:: Directions for this task ::
Your task is to count the lines of the entries below that include the word "frequency" and to give only the resulting number.

○ ○ ○

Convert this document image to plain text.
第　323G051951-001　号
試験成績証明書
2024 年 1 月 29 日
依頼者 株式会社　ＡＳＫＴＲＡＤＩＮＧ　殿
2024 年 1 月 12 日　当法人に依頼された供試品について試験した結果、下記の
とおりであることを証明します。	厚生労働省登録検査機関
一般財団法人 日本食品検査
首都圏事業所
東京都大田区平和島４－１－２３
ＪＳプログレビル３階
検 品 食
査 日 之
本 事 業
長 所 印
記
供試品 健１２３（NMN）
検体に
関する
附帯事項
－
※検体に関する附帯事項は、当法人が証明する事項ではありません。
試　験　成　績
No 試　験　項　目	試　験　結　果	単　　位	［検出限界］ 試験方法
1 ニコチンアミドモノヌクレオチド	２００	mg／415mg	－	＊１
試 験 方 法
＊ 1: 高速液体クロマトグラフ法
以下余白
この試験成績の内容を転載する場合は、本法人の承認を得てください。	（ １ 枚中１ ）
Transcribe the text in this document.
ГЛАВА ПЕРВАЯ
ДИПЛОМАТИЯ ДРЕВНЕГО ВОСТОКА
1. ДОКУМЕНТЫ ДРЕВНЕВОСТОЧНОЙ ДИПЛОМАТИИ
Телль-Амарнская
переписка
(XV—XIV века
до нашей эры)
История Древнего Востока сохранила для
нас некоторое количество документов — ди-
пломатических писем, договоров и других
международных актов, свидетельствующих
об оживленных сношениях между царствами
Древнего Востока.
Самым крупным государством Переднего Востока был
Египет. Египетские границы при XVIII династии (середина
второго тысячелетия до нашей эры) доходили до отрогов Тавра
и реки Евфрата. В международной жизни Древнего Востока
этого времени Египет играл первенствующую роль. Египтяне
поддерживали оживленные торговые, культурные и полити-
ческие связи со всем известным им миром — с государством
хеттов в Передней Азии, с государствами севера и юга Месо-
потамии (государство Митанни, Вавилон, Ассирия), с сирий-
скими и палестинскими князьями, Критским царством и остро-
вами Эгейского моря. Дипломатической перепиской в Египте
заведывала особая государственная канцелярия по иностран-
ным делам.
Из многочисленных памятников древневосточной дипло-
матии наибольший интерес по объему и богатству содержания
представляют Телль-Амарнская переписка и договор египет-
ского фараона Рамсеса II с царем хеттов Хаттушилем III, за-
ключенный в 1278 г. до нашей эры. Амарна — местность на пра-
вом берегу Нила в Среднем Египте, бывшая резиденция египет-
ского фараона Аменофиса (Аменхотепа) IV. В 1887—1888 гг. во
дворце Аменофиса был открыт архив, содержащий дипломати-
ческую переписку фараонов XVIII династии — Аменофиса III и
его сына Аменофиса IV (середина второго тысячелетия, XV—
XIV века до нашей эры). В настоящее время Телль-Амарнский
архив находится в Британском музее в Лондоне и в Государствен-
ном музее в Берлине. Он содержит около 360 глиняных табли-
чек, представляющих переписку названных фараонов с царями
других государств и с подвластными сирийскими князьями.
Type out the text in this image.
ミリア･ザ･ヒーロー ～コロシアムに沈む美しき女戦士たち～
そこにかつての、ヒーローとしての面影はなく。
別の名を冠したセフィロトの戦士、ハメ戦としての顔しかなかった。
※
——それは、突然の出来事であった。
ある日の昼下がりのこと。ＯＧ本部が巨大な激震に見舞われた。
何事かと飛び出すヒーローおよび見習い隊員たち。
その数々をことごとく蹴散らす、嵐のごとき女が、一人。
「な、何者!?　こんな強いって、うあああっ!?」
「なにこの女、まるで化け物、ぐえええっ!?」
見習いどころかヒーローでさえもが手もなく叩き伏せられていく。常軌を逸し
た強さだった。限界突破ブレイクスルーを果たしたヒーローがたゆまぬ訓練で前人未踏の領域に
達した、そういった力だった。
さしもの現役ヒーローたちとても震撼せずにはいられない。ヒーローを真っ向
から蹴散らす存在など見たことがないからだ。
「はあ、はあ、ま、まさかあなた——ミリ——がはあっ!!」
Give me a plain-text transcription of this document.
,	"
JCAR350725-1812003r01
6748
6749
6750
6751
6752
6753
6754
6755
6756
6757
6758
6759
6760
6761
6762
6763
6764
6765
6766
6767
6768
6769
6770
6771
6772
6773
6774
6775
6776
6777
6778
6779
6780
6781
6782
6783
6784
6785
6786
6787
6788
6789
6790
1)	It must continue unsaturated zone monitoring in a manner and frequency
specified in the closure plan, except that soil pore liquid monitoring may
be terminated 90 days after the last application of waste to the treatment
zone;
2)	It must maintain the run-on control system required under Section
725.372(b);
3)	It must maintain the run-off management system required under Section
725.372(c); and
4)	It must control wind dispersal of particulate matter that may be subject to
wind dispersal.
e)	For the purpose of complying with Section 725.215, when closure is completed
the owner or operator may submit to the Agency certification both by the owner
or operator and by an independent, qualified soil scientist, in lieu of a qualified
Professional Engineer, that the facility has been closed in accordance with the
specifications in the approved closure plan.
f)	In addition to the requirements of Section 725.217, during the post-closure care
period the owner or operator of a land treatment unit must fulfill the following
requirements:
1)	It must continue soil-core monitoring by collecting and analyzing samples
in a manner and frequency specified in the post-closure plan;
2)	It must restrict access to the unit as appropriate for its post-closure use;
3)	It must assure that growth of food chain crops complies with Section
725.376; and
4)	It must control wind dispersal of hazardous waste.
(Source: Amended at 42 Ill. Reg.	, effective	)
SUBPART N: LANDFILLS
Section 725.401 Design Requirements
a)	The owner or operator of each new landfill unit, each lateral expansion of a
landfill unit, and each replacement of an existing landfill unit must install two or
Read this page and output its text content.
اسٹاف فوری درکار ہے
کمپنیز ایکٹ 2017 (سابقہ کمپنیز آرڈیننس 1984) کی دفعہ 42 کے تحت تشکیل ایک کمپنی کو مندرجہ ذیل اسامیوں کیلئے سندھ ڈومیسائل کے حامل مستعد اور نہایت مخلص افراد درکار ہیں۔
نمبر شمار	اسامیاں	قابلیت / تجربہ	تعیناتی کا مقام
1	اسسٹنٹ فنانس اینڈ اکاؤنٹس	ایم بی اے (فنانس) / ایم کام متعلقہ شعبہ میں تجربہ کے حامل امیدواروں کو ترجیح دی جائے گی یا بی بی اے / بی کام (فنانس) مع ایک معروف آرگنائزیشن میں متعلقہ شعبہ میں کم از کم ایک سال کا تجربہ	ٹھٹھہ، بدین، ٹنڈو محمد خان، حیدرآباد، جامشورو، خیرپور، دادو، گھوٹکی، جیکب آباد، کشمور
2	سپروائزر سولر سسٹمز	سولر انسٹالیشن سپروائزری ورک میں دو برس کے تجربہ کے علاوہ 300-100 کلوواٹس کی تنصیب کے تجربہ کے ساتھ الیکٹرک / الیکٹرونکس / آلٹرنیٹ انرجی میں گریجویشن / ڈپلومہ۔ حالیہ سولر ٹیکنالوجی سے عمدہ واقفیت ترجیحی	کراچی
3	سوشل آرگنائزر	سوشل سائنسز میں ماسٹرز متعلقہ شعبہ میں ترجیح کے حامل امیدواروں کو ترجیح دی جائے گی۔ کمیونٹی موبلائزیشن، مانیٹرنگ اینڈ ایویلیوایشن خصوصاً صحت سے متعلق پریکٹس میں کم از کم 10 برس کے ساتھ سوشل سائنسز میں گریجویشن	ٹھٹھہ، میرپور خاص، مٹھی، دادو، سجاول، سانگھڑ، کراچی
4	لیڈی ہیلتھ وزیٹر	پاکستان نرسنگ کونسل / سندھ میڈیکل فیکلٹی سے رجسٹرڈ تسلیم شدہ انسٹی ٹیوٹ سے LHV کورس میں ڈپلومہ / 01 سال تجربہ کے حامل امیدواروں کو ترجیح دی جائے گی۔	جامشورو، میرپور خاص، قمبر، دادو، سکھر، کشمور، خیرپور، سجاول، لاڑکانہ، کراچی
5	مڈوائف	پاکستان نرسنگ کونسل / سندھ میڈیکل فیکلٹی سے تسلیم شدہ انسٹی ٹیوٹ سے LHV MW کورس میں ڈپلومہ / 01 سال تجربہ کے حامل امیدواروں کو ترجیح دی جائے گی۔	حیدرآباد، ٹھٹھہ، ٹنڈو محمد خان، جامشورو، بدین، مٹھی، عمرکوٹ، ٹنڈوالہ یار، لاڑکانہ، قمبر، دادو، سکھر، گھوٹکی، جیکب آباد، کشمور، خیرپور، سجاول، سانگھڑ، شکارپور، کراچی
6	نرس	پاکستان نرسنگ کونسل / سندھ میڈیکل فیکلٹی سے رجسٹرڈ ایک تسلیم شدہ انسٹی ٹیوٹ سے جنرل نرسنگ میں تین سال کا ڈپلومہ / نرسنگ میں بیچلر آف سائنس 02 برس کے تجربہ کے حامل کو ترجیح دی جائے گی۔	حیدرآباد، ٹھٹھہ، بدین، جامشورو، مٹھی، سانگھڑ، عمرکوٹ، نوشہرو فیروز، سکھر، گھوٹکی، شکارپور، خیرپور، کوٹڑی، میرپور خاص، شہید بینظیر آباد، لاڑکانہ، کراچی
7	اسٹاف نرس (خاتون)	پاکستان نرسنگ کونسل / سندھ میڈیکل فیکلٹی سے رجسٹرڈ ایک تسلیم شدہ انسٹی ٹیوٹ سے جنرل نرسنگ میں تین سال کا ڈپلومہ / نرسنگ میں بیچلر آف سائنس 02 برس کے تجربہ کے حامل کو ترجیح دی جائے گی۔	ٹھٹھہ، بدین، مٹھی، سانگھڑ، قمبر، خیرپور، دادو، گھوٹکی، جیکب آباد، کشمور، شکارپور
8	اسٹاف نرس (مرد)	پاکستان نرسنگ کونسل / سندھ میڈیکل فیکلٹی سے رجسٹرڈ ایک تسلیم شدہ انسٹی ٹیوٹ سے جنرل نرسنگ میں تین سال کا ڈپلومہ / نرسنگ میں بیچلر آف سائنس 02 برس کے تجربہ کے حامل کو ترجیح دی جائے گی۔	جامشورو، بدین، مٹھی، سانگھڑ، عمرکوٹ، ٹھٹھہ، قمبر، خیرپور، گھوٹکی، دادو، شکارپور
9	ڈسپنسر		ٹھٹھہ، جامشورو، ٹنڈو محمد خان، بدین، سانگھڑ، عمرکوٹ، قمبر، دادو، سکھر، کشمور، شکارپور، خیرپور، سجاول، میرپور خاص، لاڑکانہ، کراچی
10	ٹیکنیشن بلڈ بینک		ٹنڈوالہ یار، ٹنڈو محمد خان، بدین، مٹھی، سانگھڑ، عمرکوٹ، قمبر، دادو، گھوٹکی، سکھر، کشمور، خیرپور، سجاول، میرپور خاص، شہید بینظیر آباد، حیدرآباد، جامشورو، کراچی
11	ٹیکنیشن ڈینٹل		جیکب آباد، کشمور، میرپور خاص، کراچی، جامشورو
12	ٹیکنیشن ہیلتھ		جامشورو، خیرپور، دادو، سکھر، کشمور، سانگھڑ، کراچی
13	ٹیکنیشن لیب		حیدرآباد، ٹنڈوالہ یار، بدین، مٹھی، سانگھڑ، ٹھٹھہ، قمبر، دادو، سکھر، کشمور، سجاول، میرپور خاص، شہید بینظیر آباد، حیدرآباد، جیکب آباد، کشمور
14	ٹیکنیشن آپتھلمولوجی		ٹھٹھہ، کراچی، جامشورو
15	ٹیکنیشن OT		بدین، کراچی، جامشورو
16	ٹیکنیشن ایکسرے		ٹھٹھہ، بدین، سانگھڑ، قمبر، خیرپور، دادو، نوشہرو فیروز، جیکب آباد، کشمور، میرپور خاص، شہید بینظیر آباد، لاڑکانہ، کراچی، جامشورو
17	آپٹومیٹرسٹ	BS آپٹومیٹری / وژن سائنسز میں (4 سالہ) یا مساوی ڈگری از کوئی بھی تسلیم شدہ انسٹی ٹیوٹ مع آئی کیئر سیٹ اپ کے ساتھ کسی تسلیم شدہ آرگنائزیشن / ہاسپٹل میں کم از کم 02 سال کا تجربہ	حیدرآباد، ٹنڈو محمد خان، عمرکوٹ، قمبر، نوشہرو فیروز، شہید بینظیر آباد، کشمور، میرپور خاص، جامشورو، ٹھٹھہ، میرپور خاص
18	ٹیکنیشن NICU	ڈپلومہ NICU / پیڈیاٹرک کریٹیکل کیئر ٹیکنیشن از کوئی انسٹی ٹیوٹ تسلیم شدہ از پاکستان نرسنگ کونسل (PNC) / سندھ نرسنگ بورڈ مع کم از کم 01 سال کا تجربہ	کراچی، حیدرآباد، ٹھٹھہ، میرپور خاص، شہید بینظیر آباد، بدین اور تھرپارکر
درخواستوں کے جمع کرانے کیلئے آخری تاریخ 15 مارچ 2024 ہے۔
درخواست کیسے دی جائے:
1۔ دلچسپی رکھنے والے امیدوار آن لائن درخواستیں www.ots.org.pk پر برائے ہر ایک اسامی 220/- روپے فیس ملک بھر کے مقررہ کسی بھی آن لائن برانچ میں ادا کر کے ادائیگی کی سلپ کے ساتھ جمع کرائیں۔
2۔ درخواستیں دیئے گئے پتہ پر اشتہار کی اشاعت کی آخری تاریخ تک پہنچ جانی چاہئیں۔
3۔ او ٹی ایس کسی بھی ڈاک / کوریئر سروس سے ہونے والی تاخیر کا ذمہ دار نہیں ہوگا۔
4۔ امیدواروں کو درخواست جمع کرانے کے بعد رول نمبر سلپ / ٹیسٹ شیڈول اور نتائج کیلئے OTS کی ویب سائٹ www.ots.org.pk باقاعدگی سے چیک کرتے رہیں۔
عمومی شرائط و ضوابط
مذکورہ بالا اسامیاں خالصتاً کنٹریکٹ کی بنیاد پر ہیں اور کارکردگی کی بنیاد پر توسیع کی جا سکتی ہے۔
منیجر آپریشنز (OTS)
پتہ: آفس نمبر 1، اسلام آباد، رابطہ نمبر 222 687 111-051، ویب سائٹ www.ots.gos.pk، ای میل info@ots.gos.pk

○ ○ ○

:: Worked answer ::
2